++++ EXTRACTED INFORMATION

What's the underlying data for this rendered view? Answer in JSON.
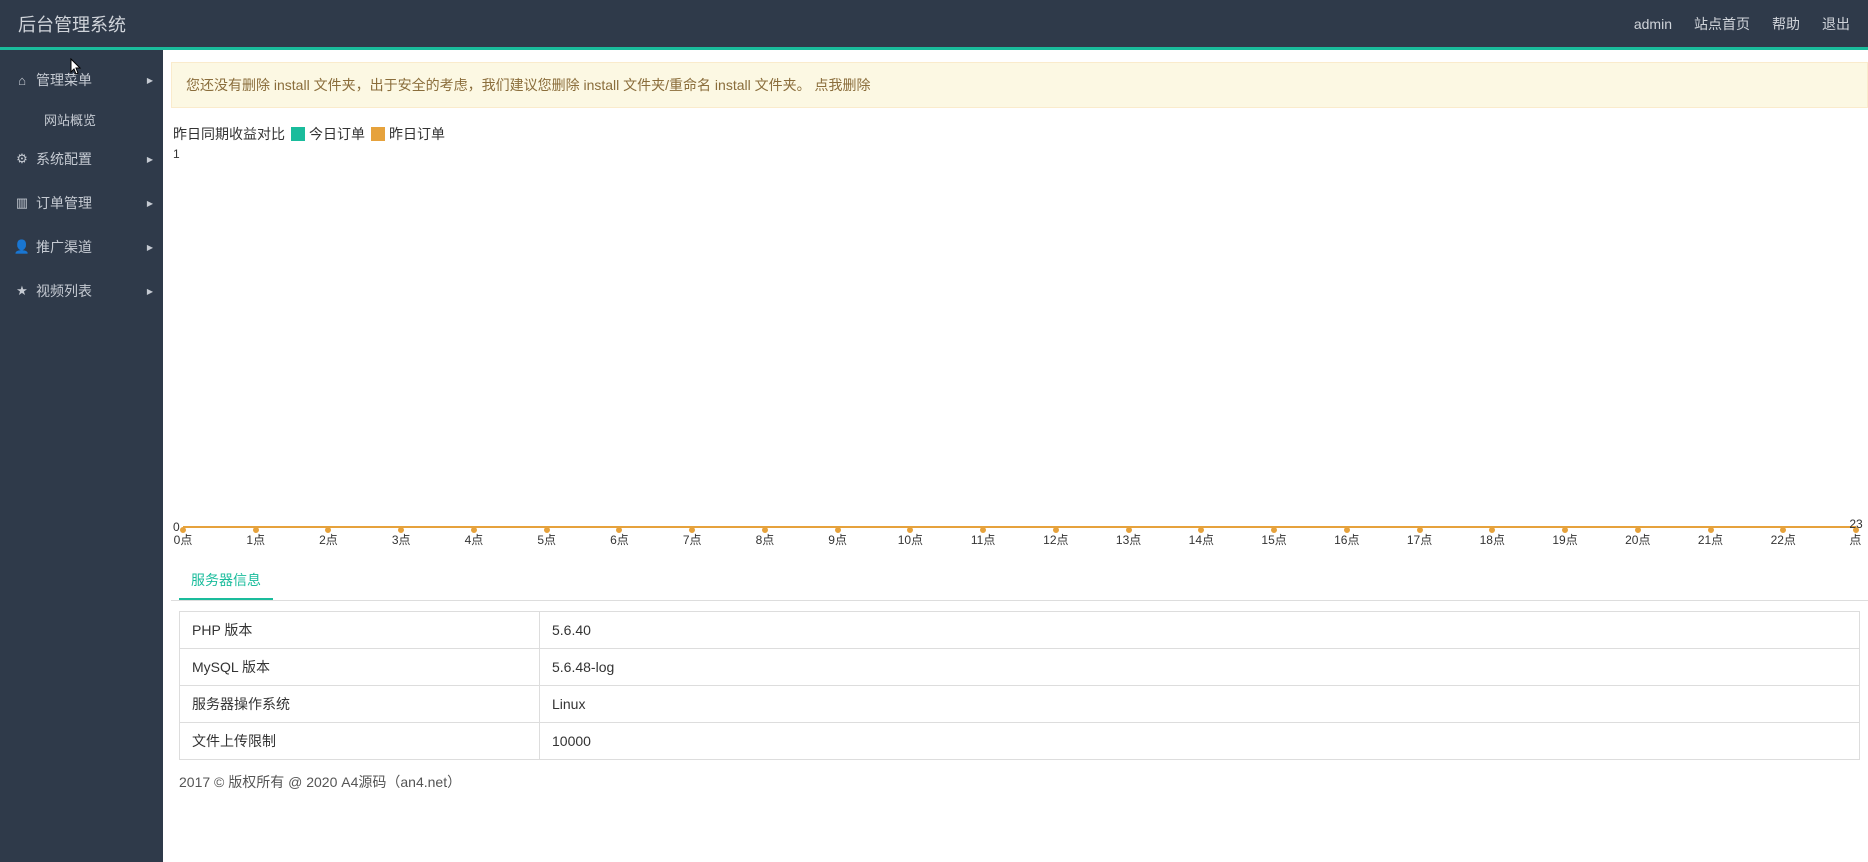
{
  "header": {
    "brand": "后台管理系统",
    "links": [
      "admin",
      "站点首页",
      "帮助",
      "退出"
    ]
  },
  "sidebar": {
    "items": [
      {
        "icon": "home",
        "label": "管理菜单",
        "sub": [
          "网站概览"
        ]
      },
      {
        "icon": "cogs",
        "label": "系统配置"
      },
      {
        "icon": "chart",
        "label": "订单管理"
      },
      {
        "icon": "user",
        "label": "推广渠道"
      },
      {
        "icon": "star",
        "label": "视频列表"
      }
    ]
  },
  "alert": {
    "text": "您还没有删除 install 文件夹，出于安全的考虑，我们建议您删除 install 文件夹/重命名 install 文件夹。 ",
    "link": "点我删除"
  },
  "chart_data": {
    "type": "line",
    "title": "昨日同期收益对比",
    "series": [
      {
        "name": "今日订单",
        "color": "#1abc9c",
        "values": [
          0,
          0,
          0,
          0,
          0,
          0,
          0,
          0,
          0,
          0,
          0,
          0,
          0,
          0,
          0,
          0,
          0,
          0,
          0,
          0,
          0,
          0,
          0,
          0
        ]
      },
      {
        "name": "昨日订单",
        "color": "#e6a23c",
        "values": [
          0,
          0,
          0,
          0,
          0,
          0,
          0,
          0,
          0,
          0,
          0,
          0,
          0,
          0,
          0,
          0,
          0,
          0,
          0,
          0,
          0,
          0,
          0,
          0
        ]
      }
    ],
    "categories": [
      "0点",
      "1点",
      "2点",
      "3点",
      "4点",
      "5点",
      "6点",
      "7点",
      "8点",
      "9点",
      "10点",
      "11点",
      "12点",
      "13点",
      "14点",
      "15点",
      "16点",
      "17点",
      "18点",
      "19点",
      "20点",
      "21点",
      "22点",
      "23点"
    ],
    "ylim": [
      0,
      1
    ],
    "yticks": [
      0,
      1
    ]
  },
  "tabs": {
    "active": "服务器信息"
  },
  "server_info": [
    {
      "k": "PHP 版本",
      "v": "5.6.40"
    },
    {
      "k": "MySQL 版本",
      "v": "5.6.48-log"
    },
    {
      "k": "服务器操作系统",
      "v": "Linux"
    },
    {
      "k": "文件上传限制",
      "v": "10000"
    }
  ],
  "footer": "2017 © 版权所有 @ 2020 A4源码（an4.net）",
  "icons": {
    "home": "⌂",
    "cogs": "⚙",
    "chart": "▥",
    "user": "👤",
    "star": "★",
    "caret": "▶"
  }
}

++++++++

_WRITTEN PROBLEM_: Set the entries down again exactly. Do not include the images.

_FINAL ANSWER_:
What's the underlying data for this rendered view? Answer in JSON.
{
  "header": {
    "brand": "后台管理系统",
    "links": [
      "admin",
      "站点首页",
      "帮助",
      "退出"
    ]
  },
  "sidebar": {
    "items": [
      {
        "icon": "home",
        "label": "管理菜单",
        "sub": [
          "网站概览"
        ]
      },
      {
        "icon": "cogs",
        "label": "系统配置"
      },
      {
        "icon": "chart",
        "label": "订单管理"
      },
      {
        "icon": "user",
        "label": "推广渠道"
      },
      {
        "icon": "star",
        "label": "视频列表"
      }
    ]
  },
  "alert": {
    "text": "您还没有删除 install 文件夹，出于安全的考虑，我们建议您删除 install 文件夹/重命名 install 文件夹。 ",
    "link": "点我删除"
  },
  "chart_data": {
    "type": "line",
    "title": "昨日同期收益对比",
    "series": [
      {
        "name": "今日订单",
        "color": "#1abc9c",
        "values": [
          0,
          0,
          0,
          0,
          0,
          0,
          0,
          0,
          0,
          0,
          0,
          0,
          0,
          0,
          0,
          0,
          0,
          0,
          0,
          0,
          0,
          0,
          0,
          0
        ]
      },
      {
        "name": "昨日订单",
        "color": "#e6a23c",
        "values": [
          0,
          0,
          0,
          0,
          0,
          0,
          0,
          0,
          0,
          0,
          0,
          0,
          0,
          0,
          0,
          0,
          0,
          0,
          0,
          0,
          0,
          0,
          0,
          0
        ]
      }
    ],
    "categories": [
      "0点",
      "1点",
      "2点",
      "3点",
      "4点",
      "5点",
      "6点",
      "7点",
      "8点",
      "9点",
      "10点",
      "11点",
      "12点",
      "13点",
      "14点",
      "15点",
      "16点",
      "17点",
      "18点",
      "19点",
      "20点",
      "21点",
      "22点",
      "23点"
    ],
    "ylim": [
      0,
      1
    ],
    "yticks": [
      0,
      1
    ]
  },
  "tabs": {
    "active": "服务器信息"
  },
  "server_info": [
    {
      "k": "PHP 版本",
      "v": "5.6.40"
    },
    {
      "k": "MySQL 版本",
      "v": "5.6.48-log"
    },
    {
      "k": "服务器操作系统",
      "v": "Linux"
    },
    {
      "k": "文件上传限制",
      "v": "10000"
    }
  ],
  "footer": "2017 © 版权所有 @ 2020 A4源码（an4.net）",
  "icons": {
    "home": "⌂",
    "cogs": "⚙",
    "chart": "▥",
    "user": "👤",
    "star": "★",
    "caret": "▶"
  }
}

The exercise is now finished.